::: Data supplied :::

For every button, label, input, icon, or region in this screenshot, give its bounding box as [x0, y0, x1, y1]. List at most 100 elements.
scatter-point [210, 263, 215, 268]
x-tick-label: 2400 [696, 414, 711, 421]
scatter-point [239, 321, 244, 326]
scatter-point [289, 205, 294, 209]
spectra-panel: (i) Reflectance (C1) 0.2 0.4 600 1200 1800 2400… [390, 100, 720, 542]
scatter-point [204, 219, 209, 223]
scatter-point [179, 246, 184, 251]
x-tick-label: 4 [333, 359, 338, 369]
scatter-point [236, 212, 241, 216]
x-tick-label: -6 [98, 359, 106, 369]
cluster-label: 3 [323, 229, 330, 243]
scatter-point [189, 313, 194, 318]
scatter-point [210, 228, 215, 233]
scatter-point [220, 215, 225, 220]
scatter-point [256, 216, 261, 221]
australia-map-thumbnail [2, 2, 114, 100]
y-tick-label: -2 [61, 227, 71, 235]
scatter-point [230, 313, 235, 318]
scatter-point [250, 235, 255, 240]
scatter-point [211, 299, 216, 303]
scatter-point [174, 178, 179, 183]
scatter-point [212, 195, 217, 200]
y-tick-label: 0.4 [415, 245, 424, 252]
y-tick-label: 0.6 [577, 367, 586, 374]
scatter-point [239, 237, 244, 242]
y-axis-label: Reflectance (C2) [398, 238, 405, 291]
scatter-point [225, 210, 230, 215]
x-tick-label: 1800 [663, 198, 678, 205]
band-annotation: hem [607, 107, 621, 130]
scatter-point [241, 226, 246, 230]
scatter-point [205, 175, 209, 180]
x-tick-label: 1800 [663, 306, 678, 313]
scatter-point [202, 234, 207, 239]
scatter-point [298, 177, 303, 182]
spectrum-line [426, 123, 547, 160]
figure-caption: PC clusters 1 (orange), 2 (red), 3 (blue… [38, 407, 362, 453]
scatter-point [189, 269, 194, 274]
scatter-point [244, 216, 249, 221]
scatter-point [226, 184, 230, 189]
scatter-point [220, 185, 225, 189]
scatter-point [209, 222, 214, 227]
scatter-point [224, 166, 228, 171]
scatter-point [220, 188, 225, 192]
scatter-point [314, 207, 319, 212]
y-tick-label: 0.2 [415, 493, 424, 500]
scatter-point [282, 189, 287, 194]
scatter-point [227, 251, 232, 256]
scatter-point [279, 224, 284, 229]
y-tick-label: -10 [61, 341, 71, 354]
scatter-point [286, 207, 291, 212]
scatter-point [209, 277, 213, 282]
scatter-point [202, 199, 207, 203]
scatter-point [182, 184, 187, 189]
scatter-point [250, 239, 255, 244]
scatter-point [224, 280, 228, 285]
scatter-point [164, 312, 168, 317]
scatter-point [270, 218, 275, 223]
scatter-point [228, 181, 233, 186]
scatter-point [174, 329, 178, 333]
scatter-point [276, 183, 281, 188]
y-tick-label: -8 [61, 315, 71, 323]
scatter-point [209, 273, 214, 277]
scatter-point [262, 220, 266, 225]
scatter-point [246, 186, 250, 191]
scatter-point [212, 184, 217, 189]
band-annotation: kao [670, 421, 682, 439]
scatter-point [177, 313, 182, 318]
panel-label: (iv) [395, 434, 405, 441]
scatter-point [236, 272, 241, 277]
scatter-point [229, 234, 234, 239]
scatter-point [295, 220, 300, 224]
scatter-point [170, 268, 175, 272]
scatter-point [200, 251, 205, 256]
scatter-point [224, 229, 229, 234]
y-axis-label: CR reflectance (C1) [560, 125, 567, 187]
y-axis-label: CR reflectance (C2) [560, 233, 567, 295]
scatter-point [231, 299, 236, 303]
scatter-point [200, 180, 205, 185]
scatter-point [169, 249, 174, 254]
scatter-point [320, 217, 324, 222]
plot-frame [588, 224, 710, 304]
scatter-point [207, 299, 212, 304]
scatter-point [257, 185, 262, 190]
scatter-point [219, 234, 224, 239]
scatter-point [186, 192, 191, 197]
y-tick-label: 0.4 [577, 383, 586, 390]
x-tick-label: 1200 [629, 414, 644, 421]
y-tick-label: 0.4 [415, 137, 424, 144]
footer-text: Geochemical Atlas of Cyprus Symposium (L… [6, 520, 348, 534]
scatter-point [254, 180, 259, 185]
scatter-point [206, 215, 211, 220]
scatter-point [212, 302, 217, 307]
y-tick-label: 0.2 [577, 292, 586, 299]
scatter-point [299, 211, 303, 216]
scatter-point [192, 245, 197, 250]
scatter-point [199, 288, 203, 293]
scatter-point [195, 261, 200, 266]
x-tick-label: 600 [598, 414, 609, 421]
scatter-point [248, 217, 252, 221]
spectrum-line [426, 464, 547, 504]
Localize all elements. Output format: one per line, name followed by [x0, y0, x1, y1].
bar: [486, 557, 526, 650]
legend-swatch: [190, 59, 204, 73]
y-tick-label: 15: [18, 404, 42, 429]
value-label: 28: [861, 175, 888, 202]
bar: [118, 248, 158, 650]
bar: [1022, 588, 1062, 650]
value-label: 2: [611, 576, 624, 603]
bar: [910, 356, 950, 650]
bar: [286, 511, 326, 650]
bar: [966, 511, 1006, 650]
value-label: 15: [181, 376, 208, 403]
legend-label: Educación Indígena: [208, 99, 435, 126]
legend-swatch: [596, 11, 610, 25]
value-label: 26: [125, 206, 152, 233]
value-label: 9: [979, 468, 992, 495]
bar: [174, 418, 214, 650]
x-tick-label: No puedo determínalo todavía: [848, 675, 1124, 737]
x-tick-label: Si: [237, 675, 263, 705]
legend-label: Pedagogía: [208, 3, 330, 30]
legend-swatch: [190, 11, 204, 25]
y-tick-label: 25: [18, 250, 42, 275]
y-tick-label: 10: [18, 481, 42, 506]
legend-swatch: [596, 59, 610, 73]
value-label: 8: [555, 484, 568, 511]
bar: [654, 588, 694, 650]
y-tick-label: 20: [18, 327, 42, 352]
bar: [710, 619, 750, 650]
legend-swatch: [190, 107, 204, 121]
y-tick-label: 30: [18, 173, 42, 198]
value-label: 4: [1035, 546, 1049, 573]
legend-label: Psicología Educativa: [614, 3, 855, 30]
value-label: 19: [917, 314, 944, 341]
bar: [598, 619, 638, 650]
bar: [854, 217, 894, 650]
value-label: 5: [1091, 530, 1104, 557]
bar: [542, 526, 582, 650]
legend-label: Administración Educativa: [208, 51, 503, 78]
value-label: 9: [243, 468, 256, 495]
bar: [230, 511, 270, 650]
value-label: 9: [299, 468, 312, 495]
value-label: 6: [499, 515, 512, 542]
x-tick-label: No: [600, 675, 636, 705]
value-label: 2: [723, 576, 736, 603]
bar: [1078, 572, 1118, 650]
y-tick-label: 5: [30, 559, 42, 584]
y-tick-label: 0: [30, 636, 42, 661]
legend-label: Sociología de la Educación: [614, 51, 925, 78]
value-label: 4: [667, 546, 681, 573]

:::

-- Written task --
Extract every line of the material above and reproduce each one verbatim, without any change.

-- Result of the task --
For every button, label, input, icon, or region in this screenshot, give its bounding box as [x0, y0, x1, y1]. List at most 100 elements.
scatter-point [210, 263, 215, 268]
x-tick-label: 2400 [696, 414, 711, 421]
scatter-point [239, 321, 244, 326]
scatter-point [289, 205, 294, 209]
spectra-panel: (i) Reflectance (C1) 0.2 0.4 600 1200 1800 2400… [390, 100, 720, 542]
scatter-point [204, 219, 209, 223]
scatter-point [179, 246, 184, 251]
x-tick-label: 4 [333, 359, 338, 369]
scatter-point [236, 212, 241, 216]
x-tick-label: -6 [98, 359, 106, 369]
cluster-label: 3 [323, 229, 330, 243]
scatter-point [189, 313, 194, 318]
scatter-point [210, 228, 215, 233]
scatter-point [220, 215, 225, 220]
scatter-point [256, 216, 261, 221]
australia-map-thumbnail [2, 2, 114, 100]
y-tick-label: -2 [61, 227, 71, 235]
scatter-point [230, 313, 235, 318]
scatter-point [250, 235, 255, 240]
scatter-point [211, 299, 216, 303]
scatter-point [174, 178, 179, 183]
scatter-point [212, 195, 217, 200]
y-tick-label: 0.4 [415, 245, 424, 252]
y-tick-label: 0.6 [577, 367, 586, 374]
scatter-point [239, 237, 244, 242]
y-axis-label: Reflectance (C2) [398, 238, 405, 291]
scatter-point [225, 210, 230, 215]
x-tick-label: 1800 [663, 198, 678, 205]
band-annotation: hem [607, 107, 621, 130]
scatter-point [241, 226, 246, 230]
scatter-point [205, 175, 209, 180]
x-tick-label: 1800 [663, 306, 678, 313]
scatter-point [202, 234, 207, 239]
scatter-point [298, 177, 303, 182]
spectrum-line [426, 123, 547, 160]
figure-caption: PC clusters 1 (orange), 2 (red), 3 (blue… [38, 407, 362, 453]
scatter-point [189, 269, 194, 274]
scatter-point [244, 216, 249, 221]
scatter-point [226, 184, 230, 189]
scatter-point [220, 185, 225, 189]
scatter-point [209, 222, 214, 227]
scatter-point [224, 166, 228, 171]
scatter-point [220, 188, 225, 192]
scatter-point [314, 207, 319, 212]
y-tick-label: 0.2 [415, 493, 424, 500]
scatter-point [282, 189, 287, 194]
scatter-point [227, 251, 232, 256]
scatter-point [279, 224, 284, 229]
y-tick-label: -10 [61, 341, 71, 354]
scatter-point [286, 207, 291, 212]
scatter-point [209, 277, 213, 282]
scatter-point [202, 199, 207, 203]
scatter-point [182, 184, 187, 189]
scatter-point [250, 239, 255, 244]
scatter-point [224, 280, 228, 285]
scatter-point [164, 312, 168, 317]
scatter-point [270, 218, 275, 223]
scatter-point [228, 181, 233, 186]
scatter-point [174, 329, 178, 333]
scatter-point [276, 183, 281, 188]
y-tick-label: -8 [61, 315, 71, 323]
scatter-point [209, 273, 214, 277]
scatter-point [262, 220, 266, 225]
scatter-point [246, 186, 250, 191]
scatter-point [212, 184, 217, 189]
band-annotation: kao [670, 421, 682, 439]
scatter-point [177, 313, 182, 318]
panel-label: (iv) [395, 434, 405, 441]
scatter-point [236, 272, 241, 277]
scatter-point [229, 234, 234, 239]
scatter-point [295, 220, 300, 224]
scatter-point [170, 268, 175, 272]
scatter-point [200, 251, 205, 256]
scatter-point [224, 229, 229, 234]
y-axis-label: CR reflectance (C1) [560, 125, 567, 187]
y-axis-label: CR reflectance (C2) [560, 233, 567, 295]
scatter-point [231, 299, 236, 303]
scatter-point [200, 180, 205, 185]
scatter-point [169, 249, 174, 254]
scatter-point [320, 217, 324, 222]
plot-frame [588, 224, 710, 304]
scatter-point [207, 299, 212, 304]
scatter-point [257, 185, 262, 190]
scatter-point [219, 234, 224, 239]
scatter-point [186, 192, 191, 197]
y-tick-label: 0.4 [577, 383, 586, 390]
x-tick-label: 1200 [629, 414, 644, 421]
y-tick-label: 0.4 [415, 137, 424, 144]
footer-text: Geochemical Atlas of Cyprus Symposium (L… [6, 520, 348, 534]
scatter-point [254, 180, 259, 185]
scatter-point [206, 215, 211, 220]
scatter-point [212, 302, 217, 307]
y-tick-label: 0.2 [577, 292, 586, 299]
scatter-point [299, 211, 303, 216]
scatter-point [192, 245, 197, 250]
scatter-point [199, 288, 203, 293]
scatter-point [195, 261, 200, 266]
x-tick-label: 600 [598, 414, 609, 421]
scatter-point [248, 217, 252, 221]
spectrum-line [426, 464, 547, 504]
Localize all elements. Output format: one per line, name followed by [x0, y0, x1, y1].
bar: [486, 557, 526, 650]
legend-swatch: [190, 59, 204, 73]
y-tick-label: 15: [18, 404, 42, 429]
value-label: 28: [861, 175, 888, 202]
bar: [118, 248, 158, 650]
bar: [1022, 588, 1062, 650]
value-label: 2: [611, 576, 624, 603]
bar: [910, 356, 950, 650]
bar: [286, 511, 326, 650]
bar: [966, 511, 1006, 650]
value-label: 15: [181, 376, 208, 403]
legend-label: Educación Indígena: [208, 99, 435, 126]
legend-swatch: [596, 11, 610, 25]
value-label: 26: [125, 206, 152, 233]
value-label: 9: [979, 468, 992, 495]
bar: [174, 418, 214, 650]
x-tick-label: No puedo determínalo todavía: [848, 675, 1124, 737]
x-tick-label: Si: [237, 675, 263, 705]
legend-label: Pedagogía: [208, 3, 330, 30]
legend-swatch: [190, 11, 204, 25]
y-tick-label: 25: [18, 250, 42, 275]
y-tick-label: 10: [18, 481, 42, 506]
legend-swatch: [596, 59, 610, 73]
value-label: 8: [555, 484, 568, 511]
bar: [654, 588, 694, 650]
y-tick-label: 20: [18, 327, 42, 352]
bar: [710, 619, 750, 650]
legend-swatch: [190, 107, 204, 121]
y-tick-label: 30: [18, 173, 42, 198]
value-label: 4: [1035, 546, 1049, 573]
legend-label: Psicología Educativa: [614, 3, 855, 30]
value-label: 19: [917, 314, 944, 341]
bar: [598, 619, 638, 650]
bar: [854, 217, 894, 650]
value-label: 5: [1091, 530, 1104, 557]
bar: [542, 526, 582, 650]
legend-label: Administración Educativa: [208, 51, 503, 78]
value-label: 9: [243, 468, 256, 495]
bar: [230, 511, 270, 650]
value-label: 9: [299, 468, 312, 495]
value-label: 6: [499, 515, 512, 542]
x-tick-label: No: [600, 675, 636, 705]
value-label: 2: [723, 576, 736, 603]
bar: [1078, 572, 1118, 650]
y-tick-label: 5: [30, 559, 42, 584]
y-tick-label: 0: [30, 636, 42, 661]
legend-label: Sociología de la Educación: [614, 51, 925, 78]
value-label: 4: [667, 546, 681, 573]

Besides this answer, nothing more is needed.